--- START OF EXERCISE INPUTS ---

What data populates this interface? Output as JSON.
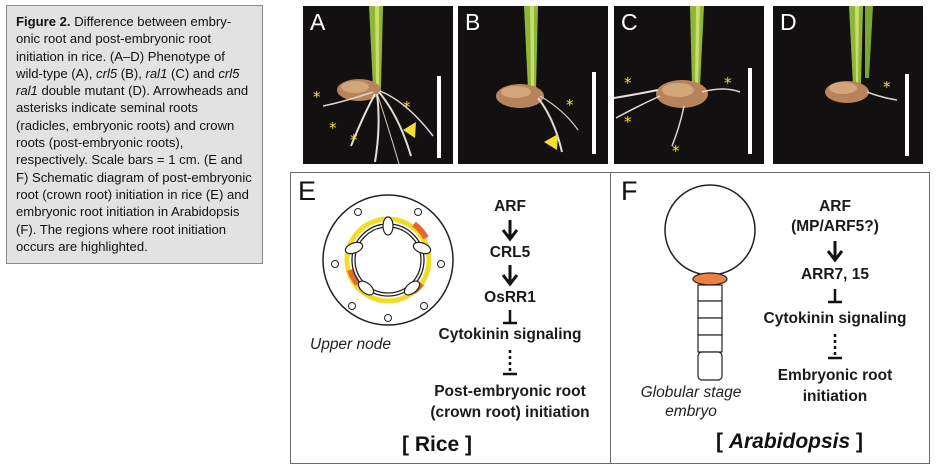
{
  "caption": {
    "fig_label": "Figure 2.",
    "parts": [
      {
        "t": " Difference between embry-onic root and post-embryonic root initiation in rice. (A–D) Phenotype of wild-type (A), ",
        "s": ""
      },
      {
        "t": "crl5",
        "s": "i"
      },
      {
        "t": " (B), ",
        "s": ""
      },
      {
        "t": "ral1",
        "s": "i"
      },
      {
        "t": " (C) and ",
        "s": ""
      },
      {
        "t": "crl5 ral1",
        "s": "i"
      },
      {
        "t": " double mutant (D). Arrowheads and asterisks indicate seminal roots (radicles, embryonic roots) and crown roots (post-embryonic roots), respectively. Scale bars = 1 cm. (E and F) Schematic diagram of post-embryonic root (crown root) initiation in rice (E) and embryonic root initiation in Arabidopsis (F). The regions where root initiation occurs are highlighted.",
        "s": ""
      }
    ]
  },
  "photos": [
    {
      "label": "A"
    },
    {
      "label": "B"
    },
    {
      "label": "C"
    },
    {
      "label": "D"
    }
  ],
  "panel_e": {
    "label": "E",
    "node_caption": "Upper node",
    "flow": [
      "ARF",
      "CRL5",
      "OsRR1",
      "Cytokinin signaling",
      "Post-embryonic root",
      "(crown root) initiation"
    ],
    "species_open": "[ ",
    "species": "Rice",
    "species_close": " ]"
  },
  "panel_f": {
    "label": "F",
    "embryo_caption_1": "Globular stage",
    "embryo_caption_2": "embryo",
    "flow": [
      "ARF",
      "(MP/ARF5?)",
      "ARR7, 15",
      "Cytokinin signaling",
      "Embryonic root",
      "initiation"
    ],
    "species_open": "[ ",
    "species": "Arabidopsis",
    "species_close": " ]"
  },
  "colors": {
    "highlight_yellow": "#f2dc2a",
    "highlight_orange": "#e36a2d",
    "embryo_orange": "#ee7f45",
    "asterisk": "#f3e23a"
  }
}
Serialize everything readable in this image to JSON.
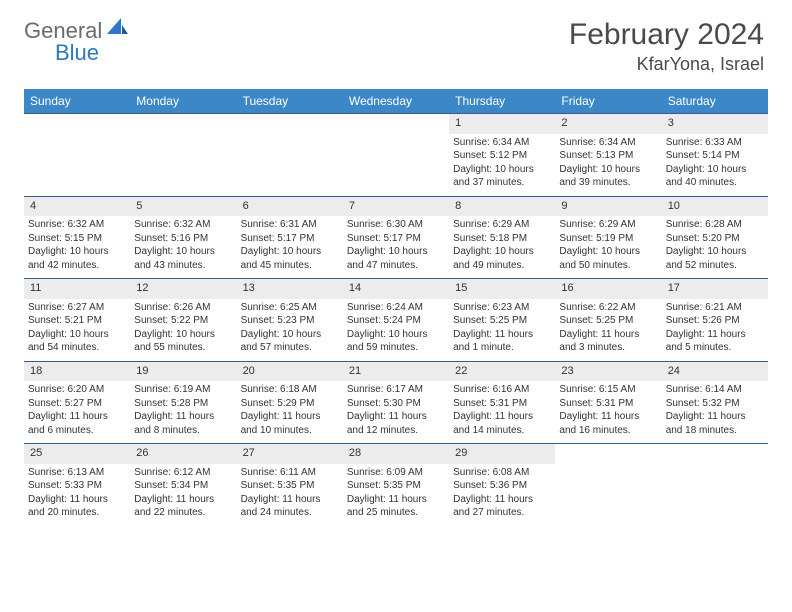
{
  "logo": {
    "text1": "General",
    "text2": "Blue"
  },
  "title": "February 2024",
  "location": "KfarYona, Israel",
  "colors": {
    "header_bg": "#3b87c8",
    "header_text": "#ffffff",
    "daynum_bg": "#ececec",
    "border": "#2f5f8f",
    "logo_gray": "#6b6b6b",
    "logo_blue": "#2b78c4"
  },
  "day_headers": [
    "Sunday",
    "Monday",
    "Tuesday",
    "Wednesday",
    "Thursday",
    "Friday",
    "Saturday"
  ],
  "weeks": [
    {
      "nums": [
        "",
        "",
        "",
        "",
        "1",
        "2",
        "3"
      ],
      "details": [
        null,
        null,
        null,
        null,
        {
          "sunrise": "Sunrise: 6:34 AM",
          "sunset": "Sunset: 5:12 PM",
          "day1": "Daylight: 10 hours",
          "day2": "and 37 minutes."
        },
        {
          "sunrise": "Sunrise: 6:34 AM",
          "sunset": "Sunset: 5:13 PM",
          "day1": "Daylight: 10 hours",
          "day2": "and 39 minutes."
        },
        {
          "sunrise": "Sunrise: 6:33 AM",
          "sunset": "Sunset: 5:14 PM",
          "day1": "Daylight: 10 hours",
          "day2": "and 40 minutes."
        }
      ]
    },
    {
      "nums": [
        "4",
        "5",
        "6",
        "7",
        "8",
        "9",
        "10"
      ],
      "details": [
        {
          "sunrise": "Sunrise: 6:32 AM",
          "sunset": "Sunset: 5:15 PM",
          "day1": "Daylight: 10 hours",
          "day2": "and 42 minutes."
        },
        {
          "sunrise": "Sunrise: 6:32 AM",
          "sunset": "Sunset: 5:16 PM",
          "day1": "Daylight: 10 hours",
          "day2": "and 43 minutes."
        },
        {
          "sunrise": "Sunrise: 6:31 AM",
          "sunset": "Sunset: 5:17 PM",
          "day1": "Daylight: 10 hours",
          "day2": "and 45 minutes."
        },
        {
          "sunrise": "Sunrise: 6:30 AM",
          "sunset": "Sunset: 5:17 PM",
          "day1": "Daylight: 10 hours",
          "day2": "and 47 minutes."
        },
        {
          "sunrise": "Sunrise: 6:29 AM",
          "sunset": "Sunset: 5:18 PM",
          "day1": "Daylight: 10 hours",
          "day2": "and 49 minutes."
        },
        {
          "sunrise": "Sunrise: 6:29 AM",
          "sunset": "Sunset: 5:19 PM",
          "day1": "Daylight: 10 hours",
          "day2": "and 50 minutes."
        },
        {
          "sunrise": "Sunrise: 6:28 AM",
          "sunset": "Sunset: 5:20 PM",
          "day1": "Daylight: 10 hours",
          "day2": "and 52 minutes."
        }
      ]
    },
    {
      "nums": [
        "11",
        "12",
        "13",
        "14",
        "15",
        "16",
        "17"
      ],
      "details": [
        {
          "sunrise": "Sunrise: 6:27 AM",
          "sunset": "Sunset: 5:21 PM",
          "day1": "Daylight: 10 hours",
          "day2": "and 54 minutes."
        },
        {
          "sunrise": "Sunrise: 6:26 AM",
          "sunset": "Sunset: 5:22 PM",
          "day1": "Daylight: 10 hours",
          "day2": "and 55 minutes."
        },
        {
          "sunrise": "Sunrise: 6:25 AM",
          "sunset": "Sunset: 5:23 PM",
          "day1": "Daylight: 10 hours",
          "day2": "and 57 minutes."
        },
        {
          "sunrise": "Sunrise: 6:24 AM",
          "sunset": "Sunset: 5:24 PM",
          "day1": "Daylight: 10 hours",
          "day2": "and 59 minutes."
        },
        {
          "sunrise": "Sunrise: 6:23 AM",
          "sunset": "Sunset: 5:25 PM",
          "day1": "Daylight: 11 hours",
          "day2": "and 1 minute."
        },
        {
          "sunrise": "Sunrise: 6:22 AM",
          "sunset": "Sunset: 5:25 PM",
          "day1": "Daylight: 11 hours",
          "day2": "and 3 minutes."
        },
        {
          "sunrise": "Sunrise: 6:21 AM",
          "sunset": "Sunset: 5:26 PM",
          "day1": "Daylight: 11 hours",
          "day2": "and 5 minutes."
        }
      ]
    },
    {
      "nums": [
        "18",
        "19",
        "20",
        "21",
        "22",
        "23",
        "24"
      ],
      "details": [
        {
          "sunrise": "Sunrise: 6:20 AM",
          "sunset": "Sunset: 5:27 PM",
          "day1": "Daylight: 11 hours",
          "day2": "and 6 minutes."
        },
        {
          "sunrise": "Sunrise: 6:19 AM",
          "sunset": "Sunset: 5:28 PM",
          "day1": "Daylight: 11 hours",
          "day2": "and 8 minutes."
        },
        {
          "sunrise": "Sunrise: 6:18 AM",
          "sunset": "Sunset: 5:29 PM",
          "day1": "Daylight: 11 hours",
          "day2": "and 10 minutes."
        },
        {
          "sunrise": "Sunrise: 6:17 AM",
          "sunset": "Sunset: 5:30 PM",
          "day1": "Daylight: 11 hours",
          "day2": "and 12 minutes."
        },
        {
          "sunrise": "Sunrise: 6:16 AM",
          "sunset": "Sunset: 5:31 PM",
          "day1": "Daylight: 11 hours",
          "day2": "and 14 minutes."
        },
        {
          "sunrise": "Sunrise: 6:15 AM",
          "sunset": "Sunset: 5:31 PM",
          "day1": "Daylight: 11 hours",
          "day2": "and 16 minutes."
        },
        {
          "sunrise": "Sunrise: 6:14 AM",
          "sunset": "Sunset: 5:32 PM",
          "day1": "Daylight: 11 hours",
          "day2": "and 18 minutes."
        }
      ]
    },
    {
      "nums": [
        "25",
        "26",
        "27",
        "28",
        "29",
        "",
        ""
      ],
      "details": [
        {
          "sunrise": "Sunrise: 6:13 AM",
          "sunset": "Sunset: 5:33 PM",
          "day1": "Daylight: 11 hours",
          "day2": "and 20 minutes."
        },
        {
          "sunrise": "Sunrise: 6:12 AM",
          "sunset": "Sunset: 5:34 PM",
          "day1": "Daylight: 11 hours",
          "day2": "and 22 minutes."
        },
        {
          "sunrise": "Sunrise: 6:11 AM",
          "sunset": "Sunset: 5:35 PM",
          "day1": "Daylight: 11 hours",
          "day2": "and 24 minutes."
        },
        {
          "sunrise": "Sunrise: 6:09 AM",
          "sunset": "Sunset: 5:35 PM",
          "day1": "Daylight: 11 hours",
          "day2": "and 25 minutes."
        },
        {
          "sunrise": "Sunrise: 6:08 AM",
          "sunset": "Sunset: 5:36 PM",
          "day1": "Daylight: 11 hours",
          "day2": "and 27 minutes."
        },
        null,
        null
      ]
    }
  ]
}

--- END OF EXERCISE INPUTS ---

• [PROMPT]
Select all lines in the listing that include the word "JSON".

• [RESPONSE]
What data populates this interface? Output as JSON.
Serialize everything readable in this image to JSON.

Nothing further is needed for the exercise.